RECORDED INFORMATION:
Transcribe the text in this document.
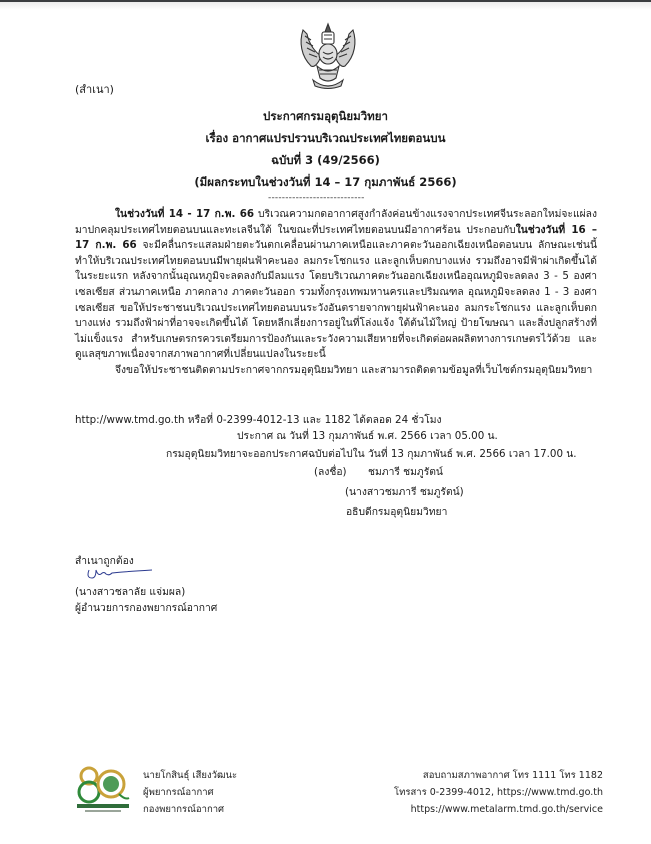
(สำเนา)
ประกาศกรมอุตุนิยมวิทยา
เรื่อง อากาศแปรปรวนบริเวณประเทศไทยตอนบน
ฉบับที่ 3 (49/2566)
(มีผลกระทบในช่วงวันที่ 14 – 17 กุมภาพันธ์ 2566)
----------------------------

ในช่วงวันที่ 14 - 17 ก.พ. 66 บริเวณความกดอากาศสูงกำลังค่อนข้างแรงจากประเทศจีนระลอกใหม่จะแผ่ลงมาปกคลุมประเทศไทยตอนบนและทะเลจีนใต้ ในขณะที่ประเทศไทยตอนบนมีอากาศร้อน ประกอบกับในช่วงวันที่ 16 – 17 ก.พ. 66 จะมีคลื่นกระแสลมฝ่ายตะวันตกเคลื่อนผ่านภาคเหนือและภาคตะวันออกเฉียงเหนือตอนบน ลักษณะเช่นนี้ทำให้บริเวณประเทศไทยตอนบนมีพายุฝนฟ้าคะนอง ลมกระโชกแรง และลูกเห็บตกบางแห่ง รวมถึงอาจมีฟ้าผ่าเกิดขึ้นได้ในระยะแรก หลังจากนั้นอุณหภูมิจะลดลงกับมีลมแรง โดยบริเวณภาคตะวันออกเฉียงเหนืออุณหภูมิจะลดลง 3 - 5 องศาเซลเซียส ส่วนภาคเหนือ ภาคกลาง ภาคตะวันออก รวมทั้งกรุงเทพมหานครและปริมณฑล อุณหภูมิจะลดลง 1 - 3 องศาเซลเซียส ขอให้ประชาชนบริเวณประเทศไทยตอนบนระวังอันตรายจากพายุฝนฟ้าคะนอง ลมกระโชกแรง และลูกเห็บตกบางแห่ง รวมถึงฟ้าผ่าที่อาจจะเกิดขึ้นได้ โดยหลีกเลี่ยงการอยู่ในที่โล่งแจ้ง ใต้ต้นไม้ใหญ่ ป้ายโฆษณา และสิ่งปลูกสร้างที่ไม่แข็งแรง สำหรับเกษตรกรควรเตรียมการป้องกันและระวังความเสียหายที่จะเกิดต่อผลผลิตทางการเกษตรไว้ด้วย และดูแลสุขภาพเนื่องจากสภาพอากาศที่เปลี่ยนแปลงในระยะนี้

จึงขอให้ประชาชนติดตามประกาศจากกรมอุตุนิยมวิทยา และสามารถติดตามข้อมูลที่เว็บไซต์กรมอุตุนิยมวิทยา

http://www.tmd.go.th หรือที่ 0-2399-4012-13 และ 1182 ได้ตลอด 24 ชั่วโมง
ประกาศ ณ วันที่ 13 กุมภาพันธ์ พ.ศ. 2566 เวลา 05.00 น.
กรมอุตุนิยมวิทยาจะออกประกาศฉบับต่อไปใน วันที่ 13 กุมภาพันธ์ พ.ศ. 2566 เวลา 17.00 น.
(ลงชื่อ) ชมภารี ชมภูรัตน์
(นางสาวชมภารี ชมภูรัตน์)
อธิบดีกรมอุตุนิยมวิทยา
สำเนาถูกต้อง
(นางสาวชลาลัย แจ่มผล)
ผู้อำนวยการกองพยากรณ์อากาศ
นายโกสินธุ์ เสียงวัฒนะ
ผู้พยากรณ์อากาศ
กองพยากรณ์อากาศ
สอบถามสภาพอากาศ โทร 1111 โทร 1182
โทรสาร 0-2399-4012, https://www.tmd.go.th
https://www.metalarm.tmd.go.th/service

WHAT NEEDS TO BE DONE:
Quote the material word for word, dropping any images it holds.

EXERCISE RESULT:
Transcribe the text in this document.
(สำเนา)
ประกาศกรมอุตุนิยมวิทยา
เรื่อง อากาศแปรปรวนบริเวณประเทศไทยตอนบน
ฉบับที่ 3 (49/2566)
(มีผลกระทบในช่วงวันที่ 14 – 17 กุมภาพันธ์ 2566)
----------------------------

ในช่วงวันที่ 14 - 17 ก.พ. 66 บริเวณความกดอากาศสูงกำลังค่อนข้างแรงจากประเทศจีนระลอกใหม่จะแผ่ลงมาปกคลุมประเทศไทยตอนบนและทะเลจีนใต้ ในขณะที่ประเทศไทยตอนบนมีอากาศร้อน ประกอบกับในช่วงวันที่ 16 – 17 ก.พ. 66 จะมีคลื่นกระแสลมฝ่ายตะวันตกเคลื่อนผ่านภาคเหนือและภาคตะวันออกเฉียงเหนือตอนบน ลักษณะเช่นนี้ทำให้บริเวณประเทศไทยตอนบนมีพายุฝนฟ้าคะนอง ลมกระโชกแรง และลูกเห็บตกบางแห่ง รวมถึงอาจมีฟ้าผ่าเกิดขึ้นได้ในระยะแรก หลังจากนั้นอุณหภูมิจะลดลงกับมีลมแรง โดยบริเวณภาคตะวันออกเฉียงเหนืออุณหภูมิจะลดลง 3 - 5 องศาเซลเซียส ส่วนภาคเหนือ ภาคกลาง ภาคตะวันออก รวมทั้งกรุงเทพมหานครและปริมณฑล อุณหภูมิจะลดลง 1 - 3 องศาเซลเซียส ขอให้ประชาชนบริเวณประเทศไทยตอนบนระวังอันตรายจากพายุฝนฟ้าคะนอง ลมกระโชกแรง และลูกเห็บตกบางแห่ง รวมถึงฟ้าผ่าที่อาจจะเกิดขึ้นได้ โดยหลีกเลี่ยงการอยู่ในที่โล่งแจ้ง ใต้ต้นไม้ใหญ่ ป้ายโฆษณา และสิ่งปลูกสร้างที่ไม่แข็งแรง สำหรับเกษตรกรควรเตรียมการป้องกันและระวังความเสียหายที่จะเกิดต่อผลผลิตทางการเกษตรไว้ด้วย และดูแลสุขภาพเนื่องจากสภาพอากาศที่เปลี่ยนแปลงในระยะนี้

จึงขอให้ประชาชนติดตามประกาศจากกรมอุตุนิยมวิทยา และสามารถติดตามข้อมูลที่เว็บไซต์กรมอุตุนิยมวิทยา

http://www.tmd.go.th หรือที่ 0-2399-4012-13 และ 1182 ได้ตลอด 24 ชั่วโมง
ประกาศ ณ วันที่ 13 กุมภาพันธ์ พ.ศ. 2566 เวลา 05.00 น.
กรมอุตุนิยมวิทยาจะออกประกาศฉบับต่อไปใน วันที่ 13 กุมภาพันธ์ พ.ศ. 2566 เวลา 17.00 น.
(ลงชื่อ) ชมภารี ชมภูรัตน์
(นางสาวชมภารี ชมภูรัตน์)
อธิบดีกรมอุตุนิยมวิทยา
สำเนาถูกต้อง
(นางสาวชลาลัย แจ่มผล)
ผู้อำนวยการกองพยากรณ์อากาศ
นายโกสินธุ์ เสียงวัฒนะ
ผู้พยากรณ์อากาศ
กองพยากรณ์อากาศ
สอบถามสภาพอากาศ โทร 1111 โทร 1182
โทรสาร 0-2399-4012, https://www.tmd.go.th
https://www.metalarm.tmd.go.th/service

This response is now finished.